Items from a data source
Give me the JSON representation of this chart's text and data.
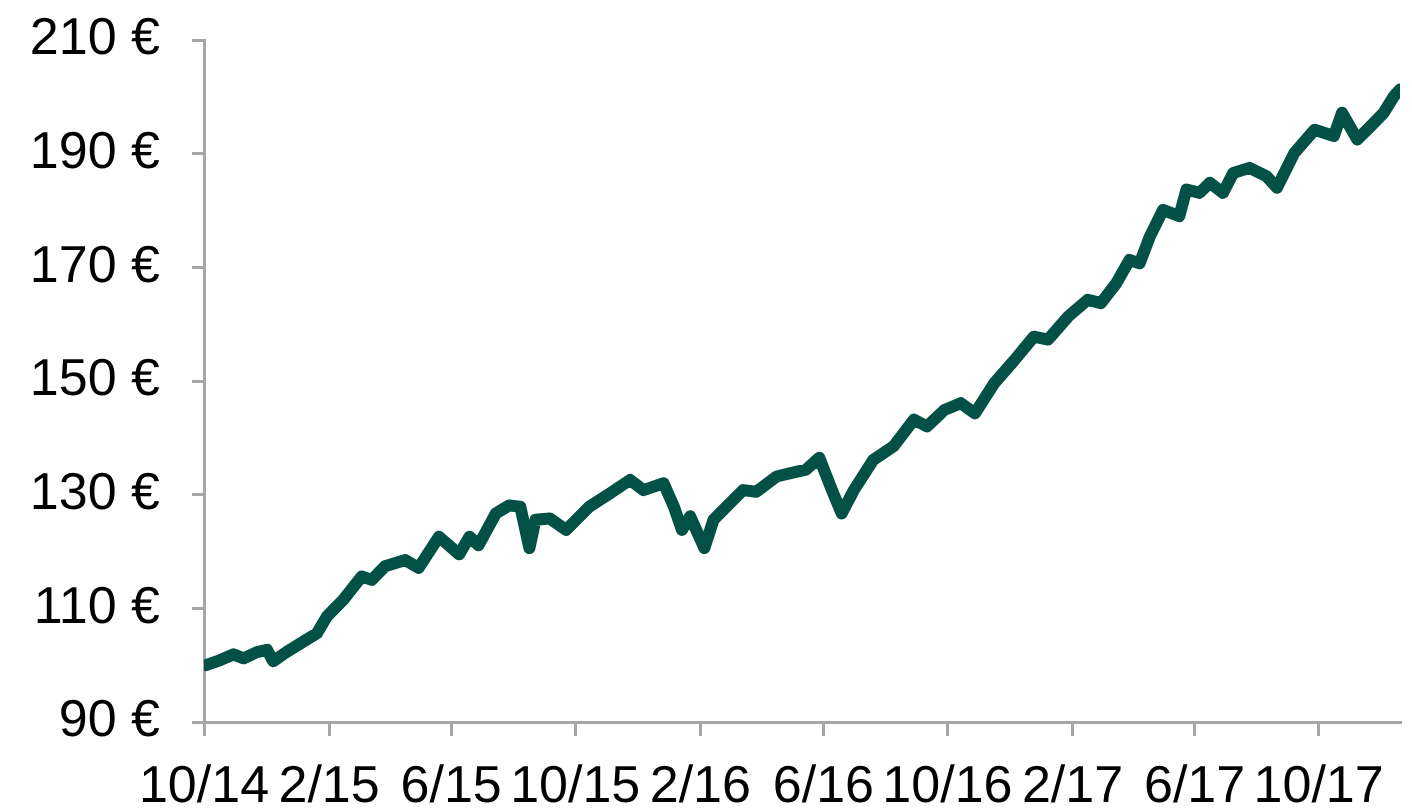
{
  "chart_data": {
    "type": "line",
    "marker": "none",
    "line_style": "solid",
    "x": [
      "2014-10-03",
      "2014-10-17",
      "2014-10-30",
      "2014-11-09",
      "2014-11-22",
      "2014-12-02",
      "2014-12-08",
      "2014-12-21",
      "2015-01-07",
      "2015-01-20",
      "2015-01-30",
      "2015-02-15",
      "2015-03-05",
      "2015-03-15",
      "2015-03-28",
      "2015-04-17",
      "2015-04-30",
      "2015-05-20",
      "2015-06-09",
      "2015-06-19",
      "2015-06-28",
      "2015-07-15",
      "2015-07-28",
      "2015-08-08",
      "2015-08-17",
      "2015-08-23",
      "2015-09-06",
      "2015-09-22",
      "2015-10-15",
      "2015-11-04",
      "2015-11-24",
      "2015-12-07",
      "2015-12-27",
      "2016-01-06",
      "2016-01-14",
      "2016-01-22",
      "2016-02-05",
      "2016-02-14",
      "2016-03-14",
      "2016-03-27",
      "2016-04-16",
      "2016-05-05",
      "2016-05-15",
      "2016-05-28",
      "2016-06-09",
      "2016-06-19",
      "2016-07-01",
      "2016-07-20",
      "2016-08-09",
      "2016-08-29",
      "2016-09-11",
      "2016-09-28",
      "2016-10-14",
      "2016-10-28",
      "2016-11-16",
      "2016-12-06",
      "2016-12-25",
      "2017-01-08",
      "2017-01-28",
      "2017-02-16",
      "2017-03-01",
      "2017-03-16",
      "2017-03-29",
      "2017-04-08",
      "2017-04-18",
      "2017-05-01",
      "2017-05-17",
      "2017-05-24",
      "2017-06-06",
      "2017-06-16",
      "2017-06-29",
      "2017-07-09",
      "2017-07-25",
      "2017-08-11",
      "2017-08-21",
      "2017-09-07",
      "2017-09-27",
      "2017-10-16",
      "2017-10-24",
      "2017-11-08",
      "2017-11-21",
      "2017-12-04",
      "2017-12-14",
      "2017-12-20"
    ],
    "series": [
      {
        "color": "#035046",
        "values": [
          100.0,
          100.9,
          101.9,
          101.2,
          102.3,
          102.7,
          100.7,
          102.3,
          104.2,
          105.6,
          108.6,
          111.5,
          115.6,
          115.0,
          117.4,
          118.5,
          117.1,
          122.6,
          119.5,
          122.6,
          121.1,
          126.7,
          128.1,
          127.9,
          120.6,
          125.6,
          125.8,
          123.8,
          127.9,
          130.2,
          132.6,
          130.8,
          132.0,
          127.9,
          123.8,
          126.2,
          120.6,
          125.6,
          130.8,
          130.5,
          133.2,
          134.0,
          134.4,
          136.5,
          131.0,
          126.7,
          130.8,
          136.1,
          138.5,
          143.2,
          142.0,
          144.9,
          146.1,
          144.3,
          149.6,
          153.7,
          157.8,
          157.3,
          161.4,
          164.3,
          163.7,
          167.2,
          171.3,
          170.7,
          175.4,
          180.1,
          179.0,
          183.7,
          183.1,
          184.9,
          183.1,
          186.6,
          187.5,
          186.0,
          184.0,
          190.1,
          194.2,
          193.1,
          197.2,
          192.5,
          194.8,
          197.2,
          200.1,
          201.3
        ]
      }
    ],
    "xlim": [
      "2014-10-01",
      "2017-12-20"
    ],
    "xticks": [
      {
        "value": "2014-10-01",
        "label": "10/14"
      },
      {
        "value": "2015-02-01",
        "label": "2/15"
      },
      {
        "value": "2015-06-01",
        "label": "6/15"
      },
      {
        "value": "2015-10-01",
        "label": "10/15"
      },
      {
        "value": "2016-02-01",
        "label": "2/16"
      },
      {
        "value": "2016-06-01",
        "label": "6/16"
      },
      {
        "value": "2016-10-01",
        "label": "10/16"
      },
      {
        "value": "2017-02-01",
        "label": "2/17"
      },
      {
        "value": "2017-06-01",
        "label": "6/17"
      },
      {
        "value": "2017-10-01",
        "label": "10/17"
      }
    ],
    "ylim": [
      90,
      210
    ],
    "yticks": [
      {
        "value": 90,
        "label": "90 €"
      },
      {
        "value": 110,
        "label": "110 €"
      },
      {
        "value": 130,
        "label": "130 €"
      },
      {
        "value": 150,
        "label": "150 €"
      },
      {
        "value": 170,
        "label": "170 €"
      },
      {
        "value": 190,
        "label": "190 €"
      },
      {
        "value": 210,
        "label": "210 €"
      }
    ]
  }
}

* [Written problem]: Copy out the listing exactly as it stands, but not the pictures.

* [Response below]:
Give me the JSON representation of this chart's text and data.
{
  "chart_data": {
    "type": "line",
    "marker": "none",
    "line_style": "solid",
    "x": [
      "2014-10-03",
      "2014-10-17",
      "2014-10-30",
      "2014-11-09",
      "2014-11-22",
      "2014-12-02",
      "2014-12-08",
      "2014-12-21",
      "2015-01-07",
      "2015-01-20",
      "2015-01-30",
      "2015-02-15",
      "2015-03-05",
      "2015-03-15",
      "2015-03-28",
      "2015-04-17",
      "2015-04-30",
      "2015-05-20",
      "2015-06-09",
      "2015-06-19",
      "2015-06-28",
      "2015-07-15",
      "2015-07-28",
      "2015-08-08",
      "2015-08-17",
      "2015-08-23",
      "2015-09-06",
      "2015-09-22",
      "2015-10-15",
      "2015-11-04",
      "2015-11-24",
      "2015-12-07",
      "2015-12-27",
      "2016-01-06",
      "2016-01-14",
      "2016-01-22",
      "2016-02-05",
      "2016-02-14",
      "2016-03-14",
      "2016-03-27",
      "2016-04-16",
      "2016-05-05",
      "2016-05-15",
      "2016-05-28",
      "2016-06-09",
      "2016-06-19",
      "2016-07-01",
      "2016-07-20",
      "2016-08-09",
      "2016-08-29",
      "2016-09-11",
      "2016-09-28",
      "2016-10-14",
      "2016-10-28",
      "2016-11-16",
      "2016-12-06",
      "2016-12-25",
      "2017-01-08",
      "2017-01-28",
      "2017-02-16",
      "2017-03-01",
      "2017-03-16",
      "2017-03-29",
      "2017-04-08",
      "2017-04-18",
      "2017-05-01",
      "2017-05-17",
      "2017-05-24",
      "2017-06-06",
      "2017-06-16",
      "2017-06-29",
      "2017-07-09",
      "2017-07-25",
      "2017-08-11",
      "2017-08-21",
      "2017-09-07",
      "2017-09-27",
      "2017-10-16",
      "2017-10-24",
      "2017-11-08",
      "2017-11-21",
      "2017-12-04",
      "2017-12-14",
      "2017-12-20"
    ],
    "series": [
      {
        "color": "#035046",
        "values": [
          100.0,
          100.9,
          101.9,
          101.2,
          102.3,
          102.7,
          100.7,
          102.3,
          104.2,
          105.6,
          108.6,
          111.5,
          115.6,
          115.0,
          117.4,
          118.5,
          117.1,
          122.6,
          119.5,
          122.6,
          121.1,
          126.7,
          128.1,
          127.9,
          120.6,
          125.6,
          125.8,
          123.8,
          127.9,
          130.2,
          132.6,
          130.8,
          132.0,
          127.9,
          123.8,
          126.2,
          120.6,
          125.6,
          130.8,
          130.5,
          133.2,
          134.0,
          134.4,
          136.5,
          131.0,
          126.7,
          130.8,
          136.1,
          138.5,
          143.2,
          142.0,
          144.9,
          146.1,
          144.3,
          149.6,
          153.7,
          157.8,
          157.3,
          161.4,
          164.3,
          163.7,
          167.2,
          171.3,
          170.7,
          175.4,
          180.1,
          179.0,
          183.7,
          183.1,
          184.9,
          183.1,
          186.6,
          187.5,
          186.0,
          184.0,
          190.1,
          194.2,
          193.1,
          197.2,
          192.5,
          194.8,
          197.2,
          200.1,
          201.3
        ]
      }
    ],
    "xlim": [
      "2014-10-01",
      "2017-12-20"
    ],
    "xticks": [
      {
        "value": "2014-10-01",
        "label": "10/14"
      },
      {
        "value": "2015-02-01",
        "label": "2/15"
      },
      {
        "value": "2015-06-01",
        "label": "6/15"
      },
      {
        "value": "2015-10-01",
        "label": "10/15"
      },
      {
        "value": "2016-02-01",
        "label": "2/16"
      },
      {
        "value": "2016-06-01",
        "label": "6/16"
      },
      {
        "value": "2016-10-01",
        "label": "10/16"
      },
      {
        "value": "2017-02-01",
        "label": "2/17"
      },
      {
        "value": "2017-06-01",
        "label": "6/17"
      },
      {
        "value": "2017-10-01",
        "label": "10/17"
      }
    ],
    "ylim": [
      90,
      210
    ],
    "yticks": [
      {
        "value": 90,
        "label": "90 €"
      },
      {
        "value": 110,
        "label": "110 €"
      },
      {
        "value": 130,
        "label": "130 €"
      },
      {
        "value": 150,
        "label": "150 €"
      },
      {
        "value": 170,
        "label": "170 €"
      },
      {
        "value": 190,
        "label": "190 €"
      },
      {
        "value": 210,
        "label": "210 €"
      }
    ]
  }
}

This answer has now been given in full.